— Work instructions —
1. Please rewrite the paragraph of the CP passage that begins "Several studies had shown" as a bulleted list, keeping its main facts.
2. According to the CP passage, why did nitric oxide induction after radiation treatment stabilize HIF-1α even under aerobic conditions? Answer in one to three sentences.
3. List the categories of agents that, per the CP passage, have been combined with CP to enhance its anti-cancer effect in tumor-bearing mice.

*** Selected text ***

Several studies had shown that CP exposure enhances intracellular reactive oxygen species (ROS) generation, which consumes the cellular oxygen (Manda and Bhatia, 2003; Emmenegger et al., 2006). CP had been reported to significantly increase HIF-1α protein levels, which was accompanied by an induction in macrophage infiltration and elevated iNOS levels (Viola et al., 2008). These facts are linked to that after radiation treatment whereby nitric oxide induction was responsible for aerobic stabilization of HIF-1α via nitrosylation of a cysteine residue in the oxygen-dependent degradation domain, which prohibited the recognition of the protein by the von Hippel–Lindau complex (Li et al., 2007). As reviewed in Penel et al. (2012), multiple previous studies have reported that the combination of CP with other effective agents markedly enhanced the CP anti-cancer effect through multiple mechanisms in these tumor-bearing mice models including classic cytotoxic drugs (paclitaxel, doxorubicin, and cisplatin), immunostimulant agents (thalidomide (Zhao et al., 2005), lenalidomide, and interleukin-2), molecule-targeting hypoxic cells (tirapazime and hyperthermia) (Emmenegger et al., 2006), and molecular-targeting agents (sunitinib, imatinib, and trastuzumab). Similarly, the current study is an in-line trial to investigate the derivatives of phthalimide (as effective part of TH), which are dithiocarbamate analogs connected through either methylene or ethylene bridges to phthalimide pharmacophoric core, as cytogenotoxic and anti-hypoxic agents to potentiate CP anti-cancer activity. The study findings suggest that both analogs have a high potential to increase CP-genotoxicity and to inhibit CP-hypoxia via the HIF-1α-dependent mechanism. Analog 1 is a potent anti-hypoxic agent, and it is suggested as a promising adjacent CP-complementary agent to induce CP-genotoxicity and to suppress CP-associated hypoxia.

*** End of Selected text ***
*** Provided data ***

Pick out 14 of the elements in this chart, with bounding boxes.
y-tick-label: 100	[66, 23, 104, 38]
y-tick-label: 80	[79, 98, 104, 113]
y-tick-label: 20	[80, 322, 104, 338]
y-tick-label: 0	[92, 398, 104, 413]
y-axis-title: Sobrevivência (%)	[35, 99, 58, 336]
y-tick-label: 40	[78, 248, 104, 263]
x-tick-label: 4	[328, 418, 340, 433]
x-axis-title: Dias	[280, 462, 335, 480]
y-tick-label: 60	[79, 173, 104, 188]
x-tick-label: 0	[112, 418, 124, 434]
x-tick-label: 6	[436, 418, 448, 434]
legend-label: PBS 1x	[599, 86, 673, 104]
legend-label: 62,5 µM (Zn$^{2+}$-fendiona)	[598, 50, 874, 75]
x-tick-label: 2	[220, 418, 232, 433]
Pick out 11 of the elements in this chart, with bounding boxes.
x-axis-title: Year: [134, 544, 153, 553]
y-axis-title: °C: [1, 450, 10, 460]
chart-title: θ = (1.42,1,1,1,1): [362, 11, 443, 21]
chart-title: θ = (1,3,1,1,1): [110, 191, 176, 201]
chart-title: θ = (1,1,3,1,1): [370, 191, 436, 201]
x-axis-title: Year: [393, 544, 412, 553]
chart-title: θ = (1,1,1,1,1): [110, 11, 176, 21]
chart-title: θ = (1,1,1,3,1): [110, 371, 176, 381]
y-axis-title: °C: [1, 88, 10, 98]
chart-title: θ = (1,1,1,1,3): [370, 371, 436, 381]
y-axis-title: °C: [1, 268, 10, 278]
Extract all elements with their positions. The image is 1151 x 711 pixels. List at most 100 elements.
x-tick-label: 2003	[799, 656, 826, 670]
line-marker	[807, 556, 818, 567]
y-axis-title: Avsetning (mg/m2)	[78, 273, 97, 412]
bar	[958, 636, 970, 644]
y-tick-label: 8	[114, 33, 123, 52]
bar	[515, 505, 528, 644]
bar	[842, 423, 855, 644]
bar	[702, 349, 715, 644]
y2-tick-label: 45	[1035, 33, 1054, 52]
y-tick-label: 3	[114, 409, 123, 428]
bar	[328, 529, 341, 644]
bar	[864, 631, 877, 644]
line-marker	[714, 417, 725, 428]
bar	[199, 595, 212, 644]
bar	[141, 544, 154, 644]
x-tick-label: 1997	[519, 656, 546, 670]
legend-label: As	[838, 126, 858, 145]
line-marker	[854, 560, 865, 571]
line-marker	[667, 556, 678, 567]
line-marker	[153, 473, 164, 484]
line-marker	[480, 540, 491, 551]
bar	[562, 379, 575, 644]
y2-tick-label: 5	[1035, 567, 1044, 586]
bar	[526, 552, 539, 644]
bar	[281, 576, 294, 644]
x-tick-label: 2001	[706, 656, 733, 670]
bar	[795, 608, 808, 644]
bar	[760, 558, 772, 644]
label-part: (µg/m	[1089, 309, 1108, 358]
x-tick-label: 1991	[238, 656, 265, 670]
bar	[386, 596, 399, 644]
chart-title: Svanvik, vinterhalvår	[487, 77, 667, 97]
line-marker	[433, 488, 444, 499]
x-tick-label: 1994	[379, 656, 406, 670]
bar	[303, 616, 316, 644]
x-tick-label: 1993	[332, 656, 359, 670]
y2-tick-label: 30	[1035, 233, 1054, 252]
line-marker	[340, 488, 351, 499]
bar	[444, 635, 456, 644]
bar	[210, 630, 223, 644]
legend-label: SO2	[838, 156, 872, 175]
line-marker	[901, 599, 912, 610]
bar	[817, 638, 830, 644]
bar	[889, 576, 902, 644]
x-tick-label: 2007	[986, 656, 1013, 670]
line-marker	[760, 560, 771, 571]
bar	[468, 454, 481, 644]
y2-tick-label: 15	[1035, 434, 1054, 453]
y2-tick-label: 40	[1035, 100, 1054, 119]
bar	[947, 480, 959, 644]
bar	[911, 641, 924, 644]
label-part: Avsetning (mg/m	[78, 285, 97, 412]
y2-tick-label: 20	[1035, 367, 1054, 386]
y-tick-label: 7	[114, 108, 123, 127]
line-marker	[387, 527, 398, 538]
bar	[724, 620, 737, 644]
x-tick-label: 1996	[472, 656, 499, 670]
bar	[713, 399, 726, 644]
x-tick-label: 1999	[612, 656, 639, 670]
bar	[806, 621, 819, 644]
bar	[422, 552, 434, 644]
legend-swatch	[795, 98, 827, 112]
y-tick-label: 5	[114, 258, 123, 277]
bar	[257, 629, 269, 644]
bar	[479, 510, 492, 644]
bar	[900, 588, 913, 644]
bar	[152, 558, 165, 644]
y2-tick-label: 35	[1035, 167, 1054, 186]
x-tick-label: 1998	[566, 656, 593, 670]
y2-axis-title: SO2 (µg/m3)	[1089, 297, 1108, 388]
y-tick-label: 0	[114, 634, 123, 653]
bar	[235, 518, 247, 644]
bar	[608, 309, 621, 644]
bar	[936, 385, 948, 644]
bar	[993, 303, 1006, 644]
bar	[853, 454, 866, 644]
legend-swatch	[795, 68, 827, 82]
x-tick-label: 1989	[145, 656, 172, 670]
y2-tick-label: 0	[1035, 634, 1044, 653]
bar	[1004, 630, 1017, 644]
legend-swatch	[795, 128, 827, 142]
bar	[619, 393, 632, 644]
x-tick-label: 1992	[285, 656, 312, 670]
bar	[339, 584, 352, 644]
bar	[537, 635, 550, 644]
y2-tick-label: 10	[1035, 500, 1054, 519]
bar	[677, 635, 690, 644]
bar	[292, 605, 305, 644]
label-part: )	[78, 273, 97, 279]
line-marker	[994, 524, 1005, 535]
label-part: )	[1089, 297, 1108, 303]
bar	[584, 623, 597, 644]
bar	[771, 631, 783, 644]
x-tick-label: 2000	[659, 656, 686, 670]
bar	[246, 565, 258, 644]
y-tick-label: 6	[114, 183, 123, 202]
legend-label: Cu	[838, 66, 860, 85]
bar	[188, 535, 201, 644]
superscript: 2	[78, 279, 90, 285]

*** End of Provided data ***

— Responses to the exercise —
1.
- CP exposure increases intracellular ROS generation, which consumes cellular oxygen (Manda and Bhatia, 2003; Emmenegger et al., 2006).
- CP significantly raises HIF-1α protein levels, along with increased macrophage infiltration and higher iNOS levels (Viola et al., 2008).
- This parallels findings after radiation treatment: nitric oxide stabilized HIF-1α under aerobic conditions by nitrosylating a cysteine residue in the oxygen-dependent degradation domain, which blocked recognition by the von Hippel–Lindau complex (Li et al., 2007).
- Per Penel et al. (2012), combining CP with other agents markedly enhanced its anti-cancer effect in tumor-bearing mice. These agents included:
  - classic cytotoxic drugs (paclitaxel, doxorubicin, cisplatin)
  - immunostimulants (thalidomide, lenalidomide, interleukin-2)
  - agents targeting hypoxic cells (tirapazime, hyperthermia)
  - molecular-targeting agents (sunitinib, imatinib, trastuzumab)
- The current study tests phthalimide derivatives (phthalimide being the effective part of TH). These are dithiocarbamate analogs linked to the phthalimide core by methylene or ethylene bridges, tested as cytogenotoxic and anti-hypoxic agents to potentiate CP.
- Both analogs appear able to increase CP genotoxicity and inhibit CP-induced hypoxia through a HIF-1α-dependent mechanism.
- Analog 1 is a potent anti-hypoxic agent and is proposed as a promising complement to CP, inducing its genotoxicity and suppressing its associated hypoxia.

2. Nitric oxide nitrosylated a cysteine residue in HIF-1α's oxygen-dependent degradation domain. This prevented the von Hippel–Lindau complex from recognizing the protein, so HIF-1α was stabilized despite the presence of oxygen.

3.
- Classic cytotoxic drugs
- Immunostimulant agents
- Molecule-targeting hypoxic cells
- Molecular-targeting agents